## Record extracts

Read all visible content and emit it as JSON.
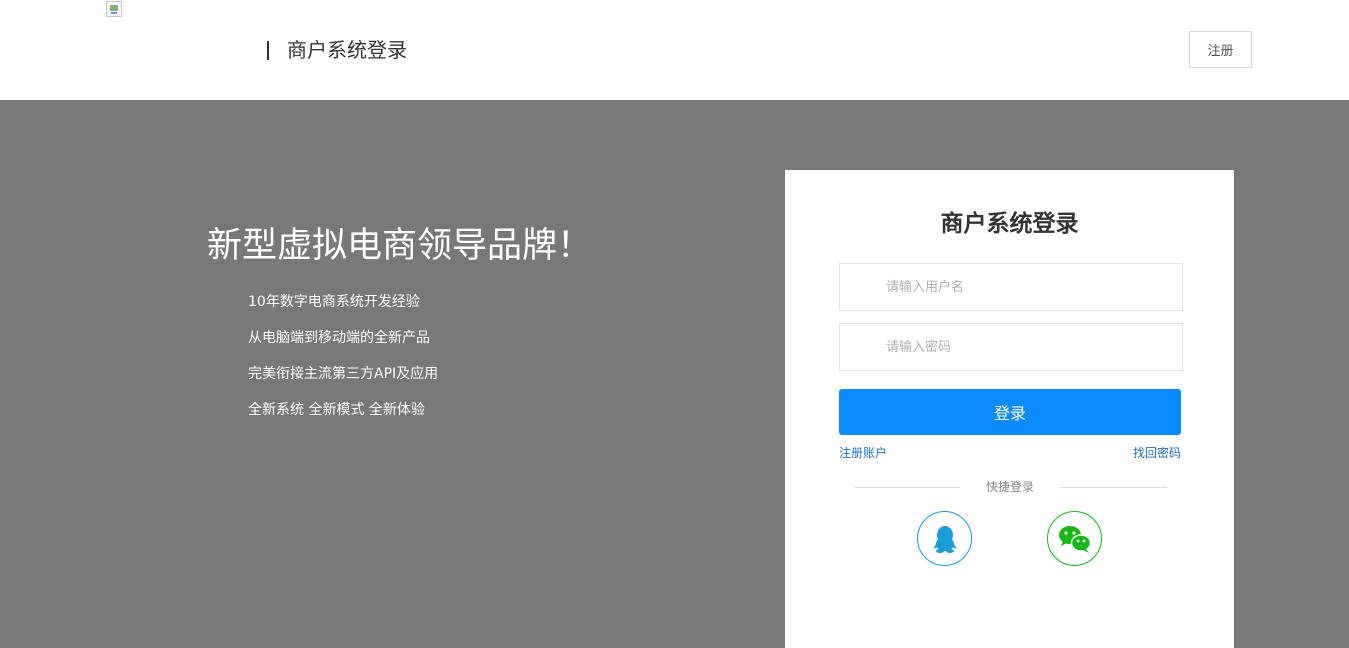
{
  "header": {
    "title": "商户系统登录",
    "register_label": "注册"
  },
  "banner": {
    "slogan": "新型虚拟电商领导品牌！",
    "features": [
      "10年数字电商系统开发经验",
      "从电脑端到移动端的全新产品",
      "完美衔接主流第三方API及应用",
      "全新系统 全新模式 全新体验"
    ]
  },
  "login": {
    "title": "商户系统登录",
    "username_placeholder": "请输入用户名",
    "password_placeholder": "请输入密码",
    "submit_label": "登录",
    "register_link": "注册账户",
    "forgot_link": "找回密码",
    "quick_login_label": "快捷登录",
    "social": [
      {
        "name": "qq-icon",
        "color": "#1a9ed8"
      },
      {
        "name": "wechat-icon",
        "color": "#16b816"
      }
    ]
  },
  "colors": {
    "accent": "#0a8cff",
    "banner_bg": "#787878",
    "link": "#1f6fc4"
  }
}
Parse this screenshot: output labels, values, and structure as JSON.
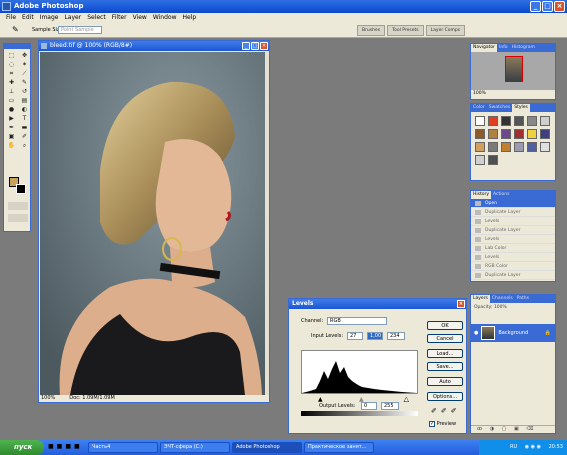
{
  "app": {
    "title": "Adobe Photoshop"
  },
  "menu": [
    "File",
    "Edit",
    "Image",
    "Layer",
    "Select",
    "Filter",
    "View",
    "Window",
    "Help"
  ],
  "options": {
    "sample_label": "Sample Size:",
    "sample_value": "Point Sample"
  },
  "well_tabs": [
    "Brushes",
    "Tool Presets",
    "Layer Comps"
  ],
  "document": {
    "title": "bleed.tif @ 100% (RGB/8#)",
    "zoom": "100%",
    "doc_size": "Doc: 1.09M/1.09M"
  },
  "navigator": {
    "tabs": [
      "Navigator",
      "Info",
      "Histogram"
    ],
    "zoom": "100%"
  },
  "styles": {
    "tabs": [
      "Color",
      "Swatches",
      "Styles"
    ]
  },
  "history": {
    "tabs": [
      "History",
      "Actions"
    ],
    "items": [
      {
        "label": "Open",
        "state": "selected"
      },
      {
        "label": "Duplicate Layer",
        "state": "inactive"
      },
      {
        "label": "Levels",
        "state": "inactive"
      },
      {
        "label": "Duplicate Layer",
        "state": "inactive"
      },
      {
        "label": "Levels",
        "state": "inactive"
      },
      {
        "label": "Lab Color",
        "state": "inactive"
      },
      {
        "label": "Levels",
        "state": "inactive"
      },
      {
        "label": "RGB Color",
        "state": "inactive"
      },
      {
        "label": "Duplicate Layer",
        "state": "inactive"
      }
    ]
  },
  "layers": {
    "tabs": [
      "Layers",
      "Channels",
      "Paths"
    ],
    "opacity_label": "Opacity:",
    "opacity_value": "100%",
    "layer_name": "Background"
  },
  "levels": {
    "title": "Levels",
    "channel_label": "Channel:",
    "channel_value": "RGB",
    "input_label": "Input Levels:",
    "input_black": "27",
    "input_gamma": "1,00",
    "input_white": "234",
    "output_label": "Output Levels:",
    "output_black": "0",
    "output_white": "255",
    "buttons": [
      "OK",
      "Cancel",
      "Load...",
      "Save...",
      "Auto",
      "Options..."
    ],
    "preview_label": "Preview"
  },
  "taskbar": {
    "start": "пуск",
    "buttons": [
      "Часть4",
      "ЭЧТ-сфера (С:)",
      "Adobe Photoshop",
      "Практическое занят..."
    ],
    "lang": "RU",
    "time": "20:53"
  },
  "colors": {
    "accent": "#3a6ad4",
    "workspace": "#7b7b7b",
    "taskbar": "#245edb"
  }
}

## Written task
Check every line of the data above for the string "JSON", and copy those that have it.

## Final result
Read all visible content and emit it as JSON.
Parse this screenshot: output labels, values, and structure as JSON.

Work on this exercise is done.